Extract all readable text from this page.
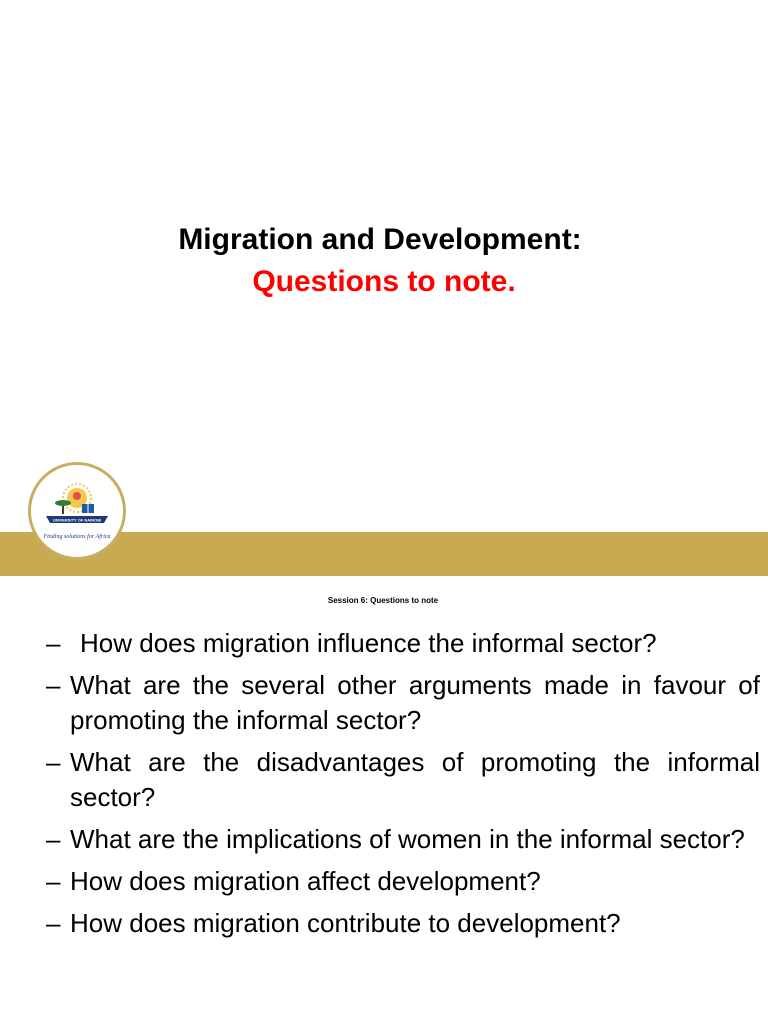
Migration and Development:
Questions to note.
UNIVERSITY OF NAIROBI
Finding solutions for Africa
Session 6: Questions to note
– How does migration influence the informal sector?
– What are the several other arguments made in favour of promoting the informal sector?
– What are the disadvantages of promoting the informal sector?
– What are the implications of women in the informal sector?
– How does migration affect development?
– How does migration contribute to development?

○ ○ ○ ○

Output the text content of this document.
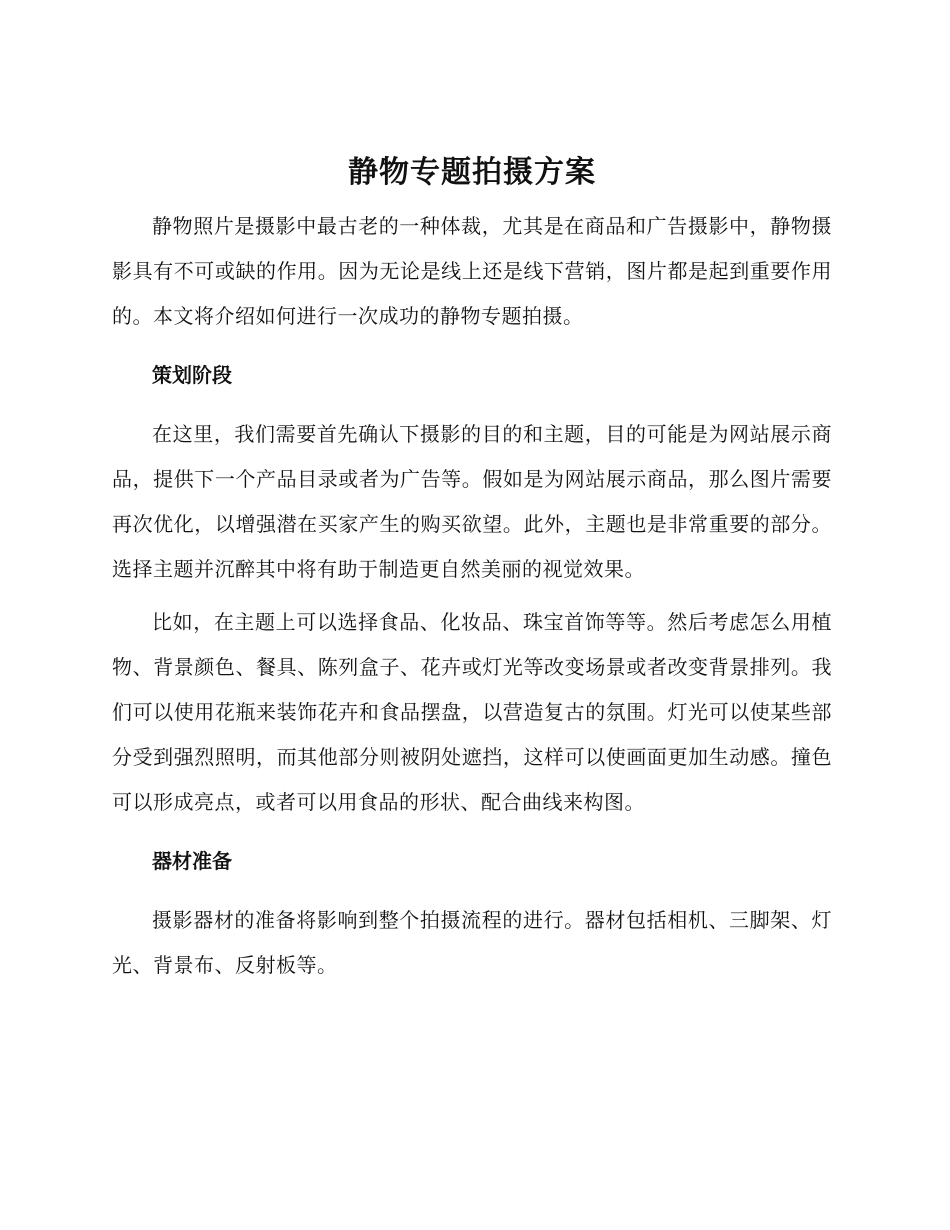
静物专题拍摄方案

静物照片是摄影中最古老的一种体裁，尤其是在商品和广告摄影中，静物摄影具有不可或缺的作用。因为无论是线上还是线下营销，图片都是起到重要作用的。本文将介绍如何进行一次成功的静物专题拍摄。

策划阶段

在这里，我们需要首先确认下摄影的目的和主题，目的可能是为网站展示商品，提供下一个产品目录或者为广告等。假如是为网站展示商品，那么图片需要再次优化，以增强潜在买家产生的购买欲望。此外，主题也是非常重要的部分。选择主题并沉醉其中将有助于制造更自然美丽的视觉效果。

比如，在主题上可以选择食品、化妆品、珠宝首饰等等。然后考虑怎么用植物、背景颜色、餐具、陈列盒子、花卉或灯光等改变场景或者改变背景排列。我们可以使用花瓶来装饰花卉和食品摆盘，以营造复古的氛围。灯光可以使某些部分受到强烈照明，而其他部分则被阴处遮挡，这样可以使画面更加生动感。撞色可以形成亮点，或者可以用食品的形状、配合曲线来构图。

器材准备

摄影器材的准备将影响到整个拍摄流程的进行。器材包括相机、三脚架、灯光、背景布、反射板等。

○ ○ ○ ○

- DESCRIPTION OF THE TASK
Isolate each line of the listing above that includes "does". Copy it.

- ANSWER IN FULL
– How does migration influence the informal sector?
– How does migration affect development?
– How does migration contribute to development?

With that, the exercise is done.